** BEGIN **

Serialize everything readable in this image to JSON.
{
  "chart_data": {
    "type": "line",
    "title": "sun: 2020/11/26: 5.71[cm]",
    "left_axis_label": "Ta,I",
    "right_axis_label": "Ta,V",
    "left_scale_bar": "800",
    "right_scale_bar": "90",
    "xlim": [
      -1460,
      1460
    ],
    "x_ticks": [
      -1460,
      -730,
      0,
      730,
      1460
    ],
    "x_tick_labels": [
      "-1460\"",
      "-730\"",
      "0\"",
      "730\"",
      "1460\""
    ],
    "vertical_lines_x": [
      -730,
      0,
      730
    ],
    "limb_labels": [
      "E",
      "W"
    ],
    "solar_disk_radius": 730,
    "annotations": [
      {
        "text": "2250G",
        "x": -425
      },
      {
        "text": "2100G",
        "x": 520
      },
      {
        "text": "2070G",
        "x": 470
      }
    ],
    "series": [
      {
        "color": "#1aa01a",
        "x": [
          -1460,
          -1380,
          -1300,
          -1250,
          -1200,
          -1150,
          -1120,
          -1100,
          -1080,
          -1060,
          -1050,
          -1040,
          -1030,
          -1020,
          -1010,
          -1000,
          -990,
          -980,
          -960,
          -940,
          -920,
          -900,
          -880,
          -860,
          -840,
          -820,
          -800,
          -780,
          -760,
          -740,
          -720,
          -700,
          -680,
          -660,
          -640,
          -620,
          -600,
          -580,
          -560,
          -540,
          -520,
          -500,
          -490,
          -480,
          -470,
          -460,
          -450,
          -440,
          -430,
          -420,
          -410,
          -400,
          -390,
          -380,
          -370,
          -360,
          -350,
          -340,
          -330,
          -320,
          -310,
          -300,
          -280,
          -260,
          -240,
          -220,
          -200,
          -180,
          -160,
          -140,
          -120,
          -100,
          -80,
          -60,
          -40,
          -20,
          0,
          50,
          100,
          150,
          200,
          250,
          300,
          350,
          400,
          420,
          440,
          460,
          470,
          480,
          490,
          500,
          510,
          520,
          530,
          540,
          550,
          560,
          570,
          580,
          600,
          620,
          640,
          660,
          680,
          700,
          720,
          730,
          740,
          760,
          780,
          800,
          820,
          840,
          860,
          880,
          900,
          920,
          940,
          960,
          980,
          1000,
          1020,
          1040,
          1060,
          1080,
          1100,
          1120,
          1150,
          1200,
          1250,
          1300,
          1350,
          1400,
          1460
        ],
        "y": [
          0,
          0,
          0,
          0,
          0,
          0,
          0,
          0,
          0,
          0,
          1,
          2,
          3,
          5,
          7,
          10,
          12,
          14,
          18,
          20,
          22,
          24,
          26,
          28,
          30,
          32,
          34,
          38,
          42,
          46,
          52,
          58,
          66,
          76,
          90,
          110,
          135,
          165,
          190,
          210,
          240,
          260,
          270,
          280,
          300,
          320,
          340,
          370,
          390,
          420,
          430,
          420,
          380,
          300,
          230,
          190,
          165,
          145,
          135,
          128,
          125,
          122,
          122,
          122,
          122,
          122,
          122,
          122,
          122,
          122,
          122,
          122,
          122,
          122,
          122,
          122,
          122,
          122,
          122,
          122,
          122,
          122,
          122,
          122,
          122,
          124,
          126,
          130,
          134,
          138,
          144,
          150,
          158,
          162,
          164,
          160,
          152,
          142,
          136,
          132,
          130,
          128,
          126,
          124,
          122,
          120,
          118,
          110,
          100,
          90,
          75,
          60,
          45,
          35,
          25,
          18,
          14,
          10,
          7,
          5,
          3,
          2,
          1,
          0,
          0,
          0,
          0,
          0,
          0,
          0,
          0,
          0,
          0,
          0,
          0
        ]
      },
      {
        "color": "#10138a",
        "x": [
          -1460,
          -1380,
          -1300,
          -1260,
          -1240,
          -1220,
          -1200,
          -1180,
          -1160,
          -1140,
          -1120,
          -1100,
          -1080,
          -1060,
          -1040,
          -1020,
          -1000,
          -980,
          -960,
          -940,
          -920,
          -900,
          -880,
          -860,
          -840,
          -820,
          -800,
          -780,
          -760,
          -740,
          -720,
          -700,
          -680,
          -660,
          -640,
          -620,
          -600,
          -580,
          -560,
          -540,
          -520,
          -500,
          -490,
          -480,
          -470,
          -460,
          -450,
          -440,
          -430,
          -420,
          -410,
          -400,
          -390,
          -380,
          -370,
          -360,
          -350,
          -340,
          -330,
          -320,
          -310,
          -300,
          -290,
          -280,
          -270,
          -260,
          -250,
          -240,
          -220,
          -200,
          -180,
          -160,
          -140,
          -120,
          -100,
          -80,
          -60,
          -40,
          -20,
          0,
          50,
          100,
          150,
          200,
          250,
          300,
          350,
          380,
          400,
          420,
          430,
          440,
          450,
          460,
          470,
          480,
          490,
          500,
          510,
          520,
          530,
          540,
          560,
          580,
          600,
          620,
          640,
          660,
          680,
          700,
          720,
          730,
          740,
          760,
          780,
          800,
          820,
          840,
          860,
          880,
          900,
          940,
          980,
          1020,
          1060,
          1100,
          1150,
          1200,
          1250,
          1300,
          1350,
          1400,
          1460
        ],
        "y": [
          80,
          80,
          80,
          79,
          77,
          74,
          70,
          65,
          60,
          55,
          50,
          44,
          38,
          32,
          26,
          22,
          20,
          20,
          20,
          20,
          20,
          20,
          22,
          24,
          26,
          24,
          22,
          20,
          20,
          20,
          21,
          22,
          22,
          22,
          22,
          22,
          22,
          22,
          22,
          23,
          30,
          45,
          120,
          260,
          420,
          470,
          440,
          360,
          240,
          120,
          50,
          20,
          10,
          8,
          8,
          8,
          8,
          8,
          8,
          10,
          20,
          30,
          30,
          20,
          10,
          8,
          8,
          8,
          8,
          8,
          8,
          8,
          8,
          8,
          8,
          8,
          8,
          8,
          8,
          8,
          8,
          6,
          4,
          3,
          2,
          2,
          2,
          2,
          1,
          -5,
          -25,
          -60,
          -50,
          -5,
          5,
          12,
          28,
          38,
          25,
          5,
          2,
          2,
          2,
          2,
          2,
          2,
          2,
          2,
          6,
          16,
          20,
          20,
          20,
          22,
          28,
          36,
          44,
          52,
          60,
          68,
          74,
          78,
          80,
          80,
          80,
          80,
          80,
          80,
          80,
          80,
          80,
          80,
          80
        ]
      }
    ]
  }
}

** END **

# Aim
Please repeat the listing above in full and exactly.

# Task output
Serialize everything readable in this image to JSON.
{
  "chart_data": {
    "type": "line",
    "title": "sun: 2020/11/26: 5.71[cm]",
    "left_axis_label": "Ta,I",
    "right_axis_label": "Ta,V",
    "left_scale_bar": "800",
    "right_scale_bar": "90",
    "xlim": [
      -1460,
      1460
    ],
    "x_ticks": [
      -1460,
      -730,
      0,
      730,
      1460
    ],
    "x_tick_labels": [
      "-1460\"",
      "-730\"",
      "0\"",
      "730\"",
      "1460\""
    ],
    "vertical_lines_x": [
      -730,
      0,
      730
    ],
    "limb_labels": [
      "E",
      "W"
    ],
    "solar_disk_radius": 730,
    "annotations": [
      {
        "text": "2250G",
        "x": -425
      },
      {
        "text": "2100G",
        "x": 520
      },
      {
        "text": "2070G",
        "x": 470
      }
    ],
    "series": [
      {
        "color": "#1aa01a",
        "x": [
          -1460,
          -1380,
          -1300,
          -1250,
          -1200,
          -1150,
          -1120,
          -1100,
          -1080,
          -1060,
          -1050,
          -1040,
          -1030,
          -1020,
          -1010,
          -1000,
          -990,
          -980,
          -960,
          -940,
          -920,
          -900,
          -880,
          -860,
          -840,
          -820,
          -800,
          -780,
          -760,
          -740,
          -720,
          -700,
          -680,
          -660,
          -640,
          -620,
          -600,
          -580,
          -560,
          -540,
          -520,
          -500,
          -490,
          -480,
          -470,
          -460,
          -450,
          -440,
          -430,
          -420,
          -410,
          -400,
          -390,
          -380,
          -370,
          -360,
          -350,
          -340,
          -330,
          -320,
          -310,
          -300,
          -280,
          -260,
          -240,
          -220,
          -200,
          -180,
          -160,
          -140,
          -120,
          -100,
          -80,
          -60,
          -40,
          -20,
          0,
          50,
          100,
          150,
          200,
          250,
          300,
          350,
          400,
          420,
          440,
          460,
          470,
          480,
          490,
          500,
          510,
          520,
          530,
          540,
          550,
          560,
          570,
          580,
          600,
          620,
          640,
          660,
          680,
          700,
          720,
          730,
          740,
          760,
          780,
          800,
          820,
          840,
          860,
          880,
          900,
          920,
          940,
          960,
          980,
          1000,
          1020,
          1040,
          1060,
          1080,
          1100,
          1120,
          1150,
          1200,
          1250,
          1300,
          1350,
          1400,
          1460
        ],
        "y": [
          0,
          0,
          0,
          0,
          0,
          0,
          0,
          0,
          0,
          0,
          1,
          2,
          3,
          5,
          7,
          10,
          12,
          14,
          18,
          20,
          22,
          24,
          26,
          28,
          30,
          32,
          34,
          38,
          42,
          46,
          52,
          58,
          66,
          76,
          90,
          110,
          135,
          165,
          190,
          210,
          240,
          260,
          270,
          280,
          300,
          320,
          340,
          370,
          390,
          420,
          430,
          420,
          380,
          300,
          230,
          190,
          165,
          145,
          135,
          128,
          125,
          122,
          122,
          122,
          122,
          122,
          122,
          122,
          122,
          122,
          122,
          122,
          122,
          122,
          122,
          122,
          122,
          122,
          122,
          122,
          122,
          122,
          122,
          122,
          122,
          124,
          126,
          130,
          134,
          138,
          144,
          150,
          158,
          162,
          164,
          160,
          152,
          142,
          136,
          132,
          130,
          128,
          126,
          124,
          122,
          120,
          118,
          110,
          100,
          90,
          75,
          60,
          45,
          35,
          25,
          18,
          14,
          10,
          7,
          5,
          3,
          2,
          1,
          0,
          0,
          0,
          0,
          0,
          0,
          0,
          0,
          0,
          0,
          0,
          0
        ]
      },
      {
        "color": "#10138a",
        "x": [
          -1460,
          -1380,
          -1300,
          -1260,
          -1240,
          -1220,
          -1200,
          -1180,
          -1160,
          -1140,
          -1120,
          -1100,
          -1080,
          -1060,
          -1040,
          -1020,
          -1000,
          -980,
          -960,
          -940,
          -920,
          -900,
          -880,
          -860,
          -840,
          -820,
          -800,
          -780,
          -760,
          -740,
          -720,
          -700,
          -680,
          -660,
          -640,
          -620,
          -600,
          -580,
          -560,
          -540,
          -520,
          -500,
          -490,
          -480,
          -470,
          -460,
          -450,
          -440,
          -430,
          -420,
          -410,
          -400,
          -390,
          -380,
          -370,
          -360,
          -350,
          -340,
          -330,
          -320,
          -310,
          -300,
          -290,
          -280,
          -270,
          -260,
          -250,
          -240,
          -220,
          -200,
          -180,
          -160,
          -140,
          -120,
          -100,
          -80,
          -60,
          -40,
          -20,
          0,
          50,
          100,
          150,
          200,
          250,
          300,
          350,
          380,
          400,
          420,
          430,
          440,
          450,
          460,
          470,
          480,
          490,
          500,
          510,
          520,
          530,
          540,
          560,
          580,
          600,
          620,
          640,
          660,
          680,
          700,
          720,
          730,
          740,
          760,
          780,
          800,
          820,
          840,
          860,
          880,
          900,
          940,
          980,
          1020,
          1060,
          1100,
          1150,
          1200,
          1250,
          1300,
          1350,
          1400,
          1460
        ],
        "y": [
          80,
          80,
          80,
          79,
          77,
          74,
          70,
          65,
          60,
          55,
          50,
          44,
          38,
          32,
          26,
          22,
          20,
          20,
          20,
          20,
          20,
          20,
          22,
          24,
          26,
          24,
          22,
          20,
          20,
          20,
          21,
          22,
          22,
          22,
          22,
          22,
          22,
          22,
          22,
          23,
          30,
          45,
          120,
          260,
          420,
          470,
          440,
          360,
          240,
          120,
          50,
          20,
          10,
          8,
          8,
          8,
          8,
          8,
          8,
          10,
          20,
          30,
          30,
          20,
          10,
          8,
          8,
          8,
          8,
          8,
          8,
          8,
          8,
          8,
          8,
          8,
          8,
          8,
          8,
          8,
          8,
          6,
          4,
          3,
          2,
          2,
          2,
          2,
          1,
          -5,
          -25,
          -60,
          -50,
          -5,
          5,
          12,
          28,
          38,
          25,
          5,
          2,
          2,
          2,
          2,
          2,
          2,
          2,
          2,
          6,
          16,
          20,
          20,
          20,
          22,
          28,
          36,
          44,
          52,
          60,
          68,
          74,
          78,
          80,
          80,
          80,
          80,
          80,
          80,
          80,
          80,
          80,
          80,
          80
        ]
      }
    ]
  }
}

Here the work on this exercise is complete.